▸ The request
Identify the lines bearing the string "with" and gather them.

[Rows from a figure dataset]

+===+

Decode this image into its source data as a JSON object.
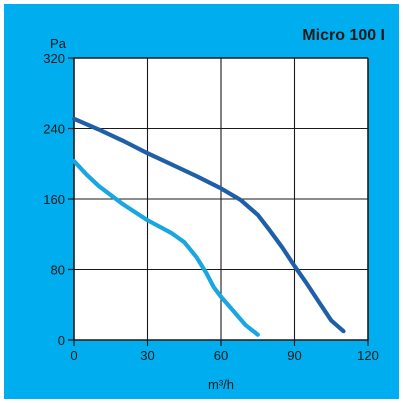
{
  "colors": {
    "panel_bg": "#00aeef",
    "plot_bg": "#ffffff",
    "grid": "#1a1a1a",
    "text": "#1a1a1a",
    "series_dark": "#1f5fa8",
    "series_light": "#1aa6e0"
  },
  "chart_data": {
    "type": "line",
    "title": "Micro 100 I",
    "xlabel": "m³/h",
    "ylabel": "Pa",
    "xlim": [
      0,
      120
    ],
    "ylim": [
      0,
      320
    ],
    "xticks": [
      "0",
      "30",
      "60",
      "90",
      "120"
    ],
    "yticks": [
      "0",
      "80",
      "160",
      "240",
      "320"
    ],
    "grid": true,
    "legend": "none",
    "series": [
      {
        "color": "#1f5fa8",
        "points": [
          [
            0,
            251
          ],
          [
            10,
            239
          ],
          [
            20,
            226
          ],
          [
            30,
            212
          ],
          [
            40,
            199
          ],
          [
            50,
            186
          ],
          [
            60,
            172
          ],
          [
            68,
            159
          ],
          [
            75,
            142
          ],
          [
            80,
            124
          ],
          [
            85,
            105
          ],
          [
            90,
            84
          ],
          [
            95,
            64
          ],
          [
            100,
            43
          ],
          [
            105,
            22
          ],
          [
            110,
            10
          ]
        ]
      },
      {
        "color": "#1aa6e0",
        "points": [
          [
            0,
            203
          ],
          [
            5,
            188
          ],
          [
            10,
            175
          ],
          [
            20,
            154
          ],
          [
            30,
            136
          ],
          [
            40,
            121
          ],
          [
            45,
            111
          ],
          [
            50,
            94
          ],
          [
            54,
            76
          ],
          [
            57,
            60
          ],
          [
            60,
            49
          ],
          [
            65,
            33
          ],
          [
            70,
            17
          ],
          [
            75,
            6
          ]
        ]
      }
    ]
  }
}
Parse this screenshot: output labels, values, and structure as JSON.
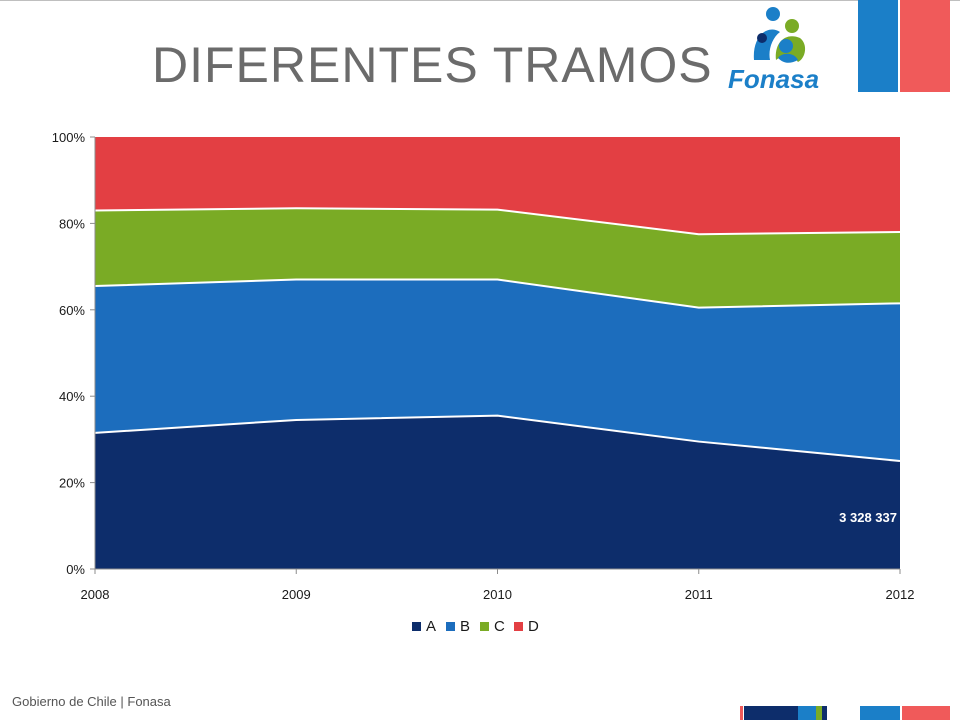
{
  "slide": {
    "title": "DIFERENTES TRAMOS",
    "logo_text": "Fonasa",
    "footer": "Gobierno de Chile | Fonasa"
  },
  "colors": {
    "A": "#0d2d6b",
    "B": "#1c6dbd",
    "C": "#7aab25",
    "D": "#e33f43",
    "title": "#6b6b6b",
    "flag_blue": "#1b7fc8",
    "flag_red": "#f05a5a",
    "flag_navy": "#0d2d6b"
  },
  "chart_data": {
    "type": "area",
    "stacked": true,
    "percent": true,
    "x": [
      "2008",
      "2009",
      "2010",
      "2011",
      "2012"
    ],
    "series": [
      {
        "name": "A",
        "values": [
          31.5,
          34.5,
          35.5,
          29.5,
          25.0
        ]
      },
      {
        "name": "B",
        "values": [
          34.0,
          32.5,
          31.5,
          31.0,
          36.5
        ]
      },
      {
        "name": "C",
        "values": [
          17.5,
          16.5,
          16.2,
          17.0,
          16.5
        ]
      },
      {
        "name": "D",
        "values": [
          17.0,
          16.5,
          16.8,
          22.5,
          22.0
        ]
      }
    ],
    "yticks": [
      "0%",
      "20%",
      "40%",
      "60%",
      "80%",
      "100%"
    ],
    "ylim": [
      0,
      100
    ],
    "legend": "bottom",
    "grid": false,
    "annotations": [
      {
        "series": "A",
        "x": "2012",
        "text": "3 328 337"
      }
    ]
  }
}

+===+

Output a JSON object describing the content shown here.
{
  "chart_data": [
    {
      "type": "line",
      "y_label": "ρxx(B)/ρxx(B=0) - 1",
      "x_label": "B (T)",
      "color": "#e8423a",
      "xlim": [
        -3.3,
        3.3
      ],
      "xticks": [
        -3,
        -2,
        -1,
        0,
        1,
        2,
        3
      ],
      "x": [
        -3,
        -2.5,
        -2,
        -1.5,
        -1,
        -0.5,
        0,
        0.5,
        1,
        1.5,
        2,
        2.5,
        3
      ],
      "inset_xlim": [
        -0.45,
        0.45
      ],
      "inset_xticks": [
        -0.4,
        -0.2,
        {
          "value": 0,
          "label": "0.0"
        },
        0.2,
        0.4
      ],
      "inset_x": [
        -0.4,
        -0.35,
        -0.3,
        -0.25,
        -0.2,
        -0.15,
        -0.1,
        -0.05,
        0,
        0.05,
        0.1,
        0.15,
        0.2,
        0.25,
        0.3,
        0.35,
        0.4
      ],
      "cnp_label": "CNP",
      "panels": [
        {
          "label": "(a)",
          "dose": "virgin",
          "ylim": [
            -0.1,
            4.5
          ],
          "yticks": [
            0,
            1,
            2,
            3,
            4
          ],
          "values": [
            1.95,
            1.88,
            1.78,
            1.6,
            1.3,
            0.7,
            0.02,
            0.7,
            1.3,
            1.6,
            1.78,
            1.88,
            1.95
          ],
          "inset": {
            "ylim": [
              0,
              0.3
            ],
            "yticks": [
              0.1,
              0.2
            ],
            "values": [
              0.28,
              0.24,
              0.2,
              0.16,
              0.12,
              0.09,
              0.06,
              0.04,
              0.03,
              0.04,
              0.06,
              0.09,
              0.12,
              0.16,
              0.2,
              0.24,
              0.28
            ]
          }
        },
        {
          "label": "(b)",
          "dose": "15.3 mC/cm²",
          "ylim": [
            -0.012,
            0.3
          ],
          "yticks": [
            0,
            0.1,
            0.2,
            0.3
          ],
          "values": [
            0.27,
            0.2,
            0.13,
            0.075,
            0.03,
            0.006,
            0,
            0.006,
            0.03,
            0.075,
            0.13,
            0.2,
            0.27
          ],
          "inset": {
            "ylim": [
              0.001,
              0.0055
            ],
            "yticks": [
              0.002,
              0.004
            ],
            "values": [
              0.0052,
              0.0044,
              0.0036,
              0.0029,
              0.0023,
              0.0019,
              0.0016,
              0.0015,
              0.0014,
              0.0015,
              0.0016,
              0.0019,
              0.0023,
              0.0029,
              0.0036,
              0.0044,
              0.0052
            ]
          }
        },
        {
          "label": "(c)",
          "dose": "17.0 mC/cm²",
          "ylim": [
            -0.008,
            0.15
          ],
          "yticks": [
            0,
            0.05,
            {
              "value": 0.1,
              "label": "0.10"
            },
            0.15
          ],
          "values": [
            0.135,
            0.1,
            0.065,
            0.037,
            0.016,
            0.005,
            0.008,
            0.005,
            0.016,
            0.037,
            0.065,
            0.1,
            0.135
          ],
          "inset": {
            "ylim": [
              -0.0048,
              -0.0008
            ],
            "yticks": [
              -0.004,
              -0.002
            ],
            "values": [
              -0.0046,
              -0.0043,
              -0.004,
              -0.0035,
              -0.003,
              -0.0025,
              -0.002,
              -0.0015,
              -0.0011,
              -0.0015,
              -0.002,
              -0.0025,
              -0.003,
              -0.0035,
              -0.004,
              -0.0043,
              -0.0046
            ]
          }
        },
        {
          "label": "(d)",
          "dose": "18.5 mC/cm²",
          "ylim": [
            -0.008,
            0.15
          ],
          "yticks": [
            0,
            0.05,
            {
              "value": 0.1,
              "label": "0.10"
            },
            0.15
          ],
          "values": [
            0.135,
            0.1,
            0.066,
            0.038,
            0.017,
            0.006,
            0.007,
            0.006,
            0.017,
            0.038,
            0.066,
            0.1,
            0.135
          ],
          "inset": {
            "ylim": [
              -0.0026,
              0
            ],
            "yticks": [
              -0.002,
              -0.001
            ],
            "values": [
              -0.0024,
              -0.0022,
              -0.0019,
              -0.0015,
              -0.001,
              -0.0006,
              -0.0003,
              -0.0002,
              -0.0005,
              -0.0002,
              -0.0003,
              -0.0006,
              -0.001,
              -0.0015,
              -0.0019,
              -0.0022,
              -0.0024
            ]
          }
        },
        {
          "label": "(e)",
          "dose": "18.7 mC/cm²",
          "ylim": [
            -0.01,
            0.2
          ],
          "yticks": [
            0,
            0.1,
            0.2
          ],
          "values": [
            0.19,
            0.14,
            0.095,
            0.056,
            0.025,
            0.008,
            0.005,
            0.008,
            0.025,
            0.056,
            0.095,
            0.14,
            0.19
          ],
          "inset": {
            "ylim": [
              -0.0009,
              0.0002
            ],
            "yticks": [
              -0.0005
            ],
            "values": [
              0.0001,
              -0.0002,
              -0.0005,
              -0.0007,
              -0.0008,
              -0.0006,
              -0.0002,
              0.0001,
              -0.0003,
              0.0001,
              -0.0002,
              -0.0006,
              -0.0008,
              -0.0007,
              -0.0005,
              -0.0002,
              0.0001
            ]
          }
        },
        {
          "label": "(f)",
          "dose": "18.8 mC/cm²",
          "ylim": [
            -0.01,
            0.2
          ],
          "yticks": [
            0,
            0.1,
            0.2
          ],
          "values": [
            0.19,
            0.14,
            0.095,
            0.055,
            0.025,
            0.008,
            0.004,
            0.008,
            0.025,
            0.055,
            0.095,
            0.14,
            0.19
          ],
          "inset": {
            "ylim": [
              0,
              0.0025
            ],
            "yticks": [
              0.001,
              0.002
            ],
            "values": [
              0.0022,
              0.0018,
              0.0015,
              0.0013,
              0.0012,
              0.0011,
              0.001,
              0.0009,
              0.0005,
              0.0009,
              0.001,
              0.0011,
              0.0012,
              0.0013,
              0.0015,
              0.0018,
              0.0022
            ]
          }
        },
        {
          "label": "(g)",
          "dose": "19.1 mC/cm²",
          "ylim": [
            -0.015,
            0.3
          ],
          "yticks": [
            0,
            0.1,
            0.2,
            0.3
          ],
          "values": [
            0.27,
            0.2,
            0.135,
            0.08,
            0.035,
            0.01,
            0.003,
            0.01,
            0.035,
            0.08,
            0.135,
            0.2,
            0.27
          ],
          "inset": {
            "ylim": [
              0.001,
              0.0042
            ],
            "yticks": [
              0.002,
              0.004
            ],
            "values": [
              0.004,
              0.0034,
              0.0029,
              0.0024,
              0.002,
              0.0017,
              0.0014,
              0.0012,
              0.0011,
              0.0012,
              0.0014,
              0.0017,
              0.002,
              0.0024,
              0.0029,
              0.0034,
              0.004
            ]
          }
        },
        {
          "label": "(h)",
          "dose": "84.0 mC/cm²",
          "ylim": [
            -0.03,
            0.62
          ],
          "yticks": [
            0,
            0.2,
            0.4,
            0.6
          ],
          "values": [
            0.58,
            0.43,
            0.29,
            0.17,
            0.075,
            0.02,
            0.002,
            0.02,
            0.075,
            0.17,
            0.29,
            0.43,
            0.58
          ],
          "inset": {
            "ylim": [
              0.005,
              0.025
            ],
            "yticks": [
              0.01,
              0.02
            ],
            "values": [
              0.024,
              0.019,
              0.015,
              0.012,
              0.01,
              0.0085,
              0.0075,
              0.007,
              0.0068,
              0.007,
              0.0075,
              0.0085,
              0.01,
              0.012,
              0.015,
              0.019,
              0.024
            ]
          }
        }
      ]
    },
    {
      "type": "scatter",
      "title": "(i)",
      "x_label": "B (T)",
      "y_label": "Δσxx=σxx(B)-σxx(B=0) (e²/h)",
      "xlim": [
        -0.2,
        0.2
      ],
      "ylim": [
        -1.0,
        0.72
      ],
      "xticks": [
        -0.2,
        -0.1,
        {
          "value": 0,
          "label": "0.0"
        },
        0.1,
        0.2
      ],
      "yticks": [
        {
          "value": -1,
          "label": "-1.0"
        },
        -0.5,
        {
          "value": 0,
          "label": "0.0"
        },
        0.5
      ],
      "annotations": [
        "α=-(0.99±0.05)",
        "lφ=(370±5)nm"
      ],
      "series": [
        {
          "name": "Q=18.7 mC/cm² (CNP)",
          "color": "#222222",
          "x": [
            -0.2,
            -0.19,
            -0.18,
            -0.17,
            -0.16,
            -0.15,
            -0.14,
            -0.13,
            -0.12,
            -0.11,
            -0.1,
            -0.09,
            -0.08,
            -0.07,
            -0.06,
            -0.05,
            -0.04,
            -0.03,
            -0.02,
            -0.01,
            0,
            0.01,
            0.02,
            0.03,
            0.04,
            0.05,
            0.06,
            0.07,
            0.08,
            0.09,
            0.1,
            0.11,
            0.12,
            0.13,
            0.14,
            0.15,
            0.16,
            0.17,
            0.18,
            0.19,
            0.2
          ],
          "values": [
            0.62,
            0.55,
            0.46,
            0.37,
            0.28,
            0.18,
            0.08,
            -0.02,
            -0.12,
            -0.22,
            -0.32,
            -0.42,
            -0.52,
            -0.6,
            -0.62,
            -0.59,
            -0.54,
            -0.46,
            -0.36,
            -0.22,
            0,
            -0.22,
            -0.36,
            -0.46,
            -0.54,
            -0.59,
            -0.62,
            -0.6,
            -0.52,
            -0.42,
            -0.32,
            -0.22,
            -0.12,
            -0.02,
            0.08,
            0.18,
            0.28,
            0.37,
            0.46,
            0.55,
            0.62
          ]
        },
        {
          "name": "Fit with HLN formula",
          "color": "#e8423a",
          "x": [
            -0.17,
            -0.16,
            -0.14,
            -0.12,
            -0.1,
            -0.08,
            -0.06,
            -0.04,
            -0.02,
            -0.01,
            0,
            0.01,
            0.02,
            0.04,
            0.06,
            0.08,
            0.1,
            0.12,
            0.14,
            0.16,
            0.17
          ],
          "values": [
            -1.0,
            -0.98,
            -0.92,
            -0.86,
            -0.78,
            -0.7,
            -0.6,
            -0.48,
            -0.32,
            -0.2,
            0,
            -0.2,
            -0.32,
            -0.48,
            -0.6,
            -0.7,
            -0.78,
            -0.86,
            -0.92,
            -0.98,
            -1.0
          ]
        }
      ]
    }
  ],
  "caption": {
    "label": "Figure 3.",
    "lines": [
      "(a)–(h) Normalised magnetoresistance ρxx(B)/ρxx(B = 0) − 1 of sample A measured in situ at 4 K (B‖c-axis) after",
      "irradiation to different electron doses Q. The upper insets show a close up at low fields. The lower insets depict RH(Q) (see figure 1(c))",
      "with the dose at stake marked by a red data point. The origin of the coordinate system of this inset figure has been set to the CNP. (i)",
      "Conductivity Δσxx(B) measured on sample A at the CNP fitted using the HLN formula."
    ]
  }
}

+===+

▸ Finished exercise
          "name": "Fit with HLN formula",
      "with the dose at stake marked by a red data point. The origin of the coordinate system of this inset figure has been set to the CNP. (i)",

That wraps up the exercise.